> _Task_:
Copy every line of the entries below, reproducing each one character for character.

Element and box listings
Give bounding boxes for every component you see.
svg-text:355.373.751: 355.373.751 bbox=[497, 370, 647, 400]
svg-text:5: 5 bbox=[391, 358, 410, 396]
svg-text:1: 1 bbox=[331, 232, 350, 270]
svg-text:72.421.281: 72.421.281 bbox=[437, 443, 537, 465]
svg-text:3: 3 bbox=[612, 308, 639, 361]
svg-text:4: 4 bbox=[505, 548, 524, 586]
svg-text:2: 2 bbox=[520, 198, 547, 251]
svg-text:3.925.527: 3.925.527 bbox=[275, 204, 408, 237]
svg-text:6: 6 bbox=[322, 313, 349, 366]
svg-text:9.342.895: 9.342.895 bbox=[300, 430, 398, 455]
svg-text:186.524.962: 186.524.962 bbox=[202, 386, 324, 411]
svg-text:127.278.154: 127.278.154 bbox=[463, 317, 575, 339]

> _Result for this exercise_:
Give bounding boxes for every component you see.
svg-text:355.373.751: 355.373.751 bbox=[497, 370, 647, 400]
svg-text:5: 5 bbox=[391, 358, 410, 396]
svg-text:1: 1 bbox=[331, 232, 350, 270]
svg-text:72.421.281: 72.421.281 bbox=[437, 443, 537, 465]
svg-text:3: 3 bbox=[612, 308, 639, 361]
svg-text:4: 4 bbox=[505, 548, 524, 586]
svg-text:2: 2 bbox=[520, 198, 547, 251]
svg-text:3.925.527: 3.925.527 bbox=[275, 204, 408, 237]
svg-text:6: 6 bbox=[322, 313, 349, 366]
svg-text:9.342.895: 9.342.895 bbox=[300, 430, 398, 455]
svg-text:186.524.962: 186.524.962 bbox=[202, 386, 324, 411]
svg-text:127.278.154: 127.278.154 bbox=[463, 317, 575, 339]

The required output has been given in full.